OBJECTIVE.
Return the records that follow unaltered. Omit every picture.

DATASET ENTRIES.
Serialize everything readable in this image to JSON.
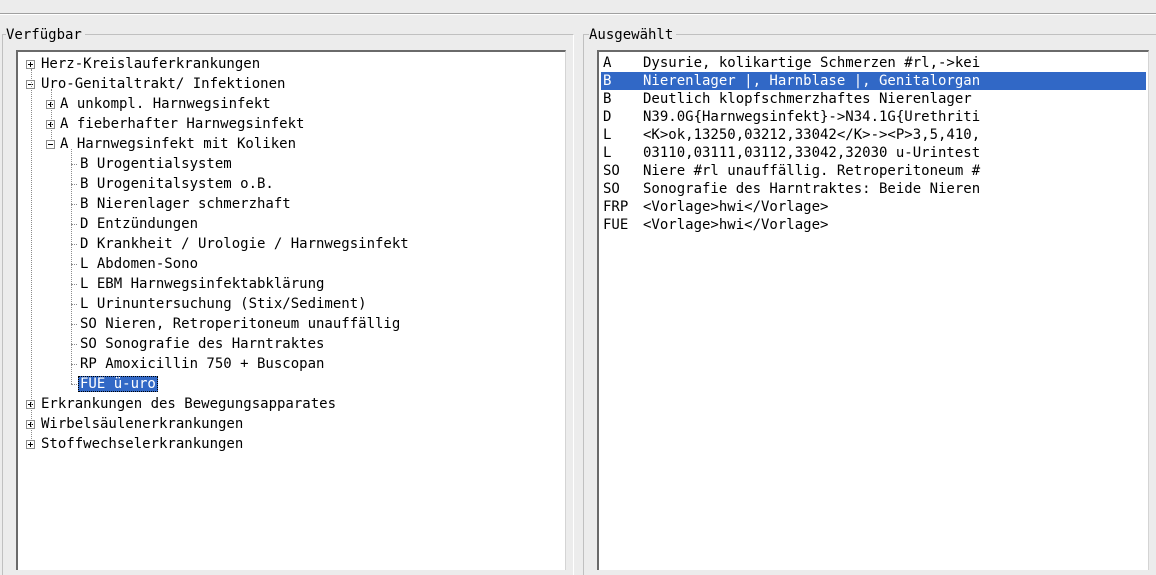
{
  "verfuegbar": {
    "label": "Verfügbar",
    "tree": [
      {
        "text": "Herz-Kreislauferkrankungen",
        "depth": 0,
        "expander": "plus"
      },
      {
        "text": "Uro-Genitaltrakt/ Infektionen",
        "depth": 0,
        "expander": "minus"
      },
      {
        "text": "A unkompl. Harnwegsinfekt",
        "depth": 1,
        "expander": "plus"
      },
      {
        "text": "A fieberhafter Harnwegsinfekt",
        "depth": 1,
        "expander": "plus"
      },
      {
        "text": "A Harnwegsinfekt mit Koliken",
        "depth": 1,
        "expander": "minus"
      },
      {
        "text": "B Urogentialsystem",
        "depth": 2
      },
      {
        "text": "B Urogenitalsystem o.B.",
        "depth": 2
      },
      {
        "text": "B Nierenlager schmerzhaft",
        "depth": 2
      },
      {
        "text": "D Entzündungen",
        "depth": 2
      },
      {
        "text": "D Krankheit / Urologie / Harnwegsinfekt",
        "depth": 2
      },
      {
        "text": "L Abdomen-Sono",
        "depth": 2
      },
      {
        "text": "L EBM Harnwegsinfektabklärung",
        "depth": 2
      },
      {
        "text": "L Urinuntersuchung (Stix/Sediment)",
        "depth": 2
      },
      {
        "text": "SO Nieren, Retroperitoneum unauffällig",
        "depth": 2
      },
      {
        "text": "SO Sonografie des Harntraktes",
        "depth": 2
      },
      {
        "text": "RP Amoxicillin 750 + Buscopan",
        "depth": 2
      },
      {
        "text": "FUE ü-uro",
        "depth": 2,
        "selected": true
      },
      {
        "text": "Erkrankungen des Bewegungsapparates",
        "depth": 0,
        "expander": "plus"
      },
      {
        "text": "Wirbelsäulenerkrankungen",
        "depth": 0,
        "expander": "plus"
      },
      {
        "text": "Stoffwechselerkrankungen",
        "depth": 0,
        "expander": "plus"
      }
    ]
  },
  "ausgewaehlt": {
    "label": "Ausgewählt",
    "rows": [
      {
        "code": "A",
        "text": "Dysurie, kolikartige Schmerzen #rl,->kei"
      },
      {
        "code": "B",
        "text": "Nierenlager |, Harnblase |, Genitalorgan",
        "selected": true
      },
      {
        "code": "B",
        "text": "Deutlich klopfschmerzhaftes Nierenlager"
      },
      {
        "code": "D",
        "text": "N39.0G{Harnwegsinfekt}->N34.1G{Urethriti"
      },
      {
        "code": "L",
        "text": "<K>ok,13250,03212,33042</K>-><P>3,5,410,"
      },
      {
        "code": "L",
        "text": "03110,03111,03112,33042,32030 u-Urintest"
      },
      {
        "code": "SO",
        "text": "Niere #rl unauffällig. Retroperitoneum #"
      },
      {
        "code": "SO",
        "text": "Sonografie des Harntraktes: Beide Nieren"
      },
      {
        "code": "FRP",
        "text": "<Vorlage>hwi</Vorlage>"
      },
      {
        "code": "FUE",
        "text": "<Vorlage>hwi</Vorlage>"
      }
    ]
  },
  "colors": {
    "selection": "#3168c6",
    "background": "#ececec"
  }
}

SOLUTION FOR THIS TASK.
Serialize everything readable in this image to JSON.
{
  "verfuegbar": {
    "label": "Verfügbar",
    "tree": [
      {
        "text": "Herz-Kreislauferkrankungen",
        "depth": 0,
        "expander": "plus"
      },
      {
        "text": "Uro-Genitaltrakt/ Infektionen",
        "depth": 0,
        "expander": "minus"
      },
      {
        "text": "A unkompl. Harnwegsinfekt",
        "depth": 1,
        "expander": "plus"
      },
      {
        "text": "A fieberhafter Harnwegsinfekt",
        "depth": 1,
        "expander": "plus"
      },
      {
        "text": "A Harnwegsinfekt mit Koliken",
        "depth": 1,
        "expander": "minus"
      },
      {
        "text": "B Urogentialsystem",
        "depth": 2
      },
      {
        "text": "B Urogenitalsystem o.B.",
        "depth": 2
      },
      {
        "text": "B Nierenlager schmerzhaft",
        "depth": 2
      },
      {
        "text": "D Entzündungen",
        "depth": 2
      },
      {
        "text": "D Krankheit / Urologie / Harnwegsinfekt",
        "depth": 2
      },
      {
        "text": "L Abdomen-Sono",
        "depth": 2
      },
      {
        "text": "L EBM Harnwegsinfektabklärung",
        "depth": 2
      },
      {
        "text": "L Urinuntersuchung (Stix/Sediment)",
        "depth": 2
      },
      {
        "text": "SO Nieren, Retroperitoneum unauffällig",
        "depth": 2
      },
      {
        "text": "SO Sonografie des Harntraktes",
        "depth": 2
      },
      {
        "text": "RP Amoxicillin 750 + Buscopan",
        "depth": 2
      },
      {
        "text": "FUE ü-uro",
        "depth": 2,
        "selected": true
      },
      {
        "text": "Erkrankungen des Bewegungsapparates",
        "depth": 0,
        "expander": "plus"
      },
      {
        "text": "Wirbelsäulenerkrankungen",
        "depth": 0,
        "expander": "plus"
      },
      {
        "text": "Stoffwechselerkrankungen",
        "depth": 0,
        "expander": "plus"
      }
    ]
  },
  "ausgewaehlt": {
    "label": "Ausgewählt",
    "rows": [
      {
        "code": "A",
        "text": "Dysurie, kolikartige Schmerzen #rl,->kei"
      },
      {
        "code": "B",
        "text": "Nierenlager |, Harnblase |, Genitalorgan",
        "selected": true
      },
      {
        "code": "B",
        "text": "Deutlich klopfschmerzhaftes Nierenlager"
      },
      {
        "code": "D",
        "text": "N39.0G{Harnwegsinfekt}->N34.1G{Urethriti"
      },
      {
        "code": "L",
        "text": "<K>ok,13250,03212,33042</K>-><P>3,5,410,"
      },
      {
        "code": "L",
        "text": "03110,03111,03112,33042,32030 u-Urintest"
      },
      {
        "code": "SO",
        "text": "Niere #rl unauffällig. Retroperitoneum #"
      },
      {
        "code": "SO",
        "text": "Sonografie des Harntraktes: Beide Nieren"
      },
      {
        "code": "FRP",
        "text": "<Vorlage>hwi</Vorlage>"
      },
      {
        "code": "FUE",
        "text": "<Vorlage>hwi</Vorlage>"
      }
    ]
  },
  "colors": {
    "selection": "#3168c6",
    "background": "#ececec"
  }
}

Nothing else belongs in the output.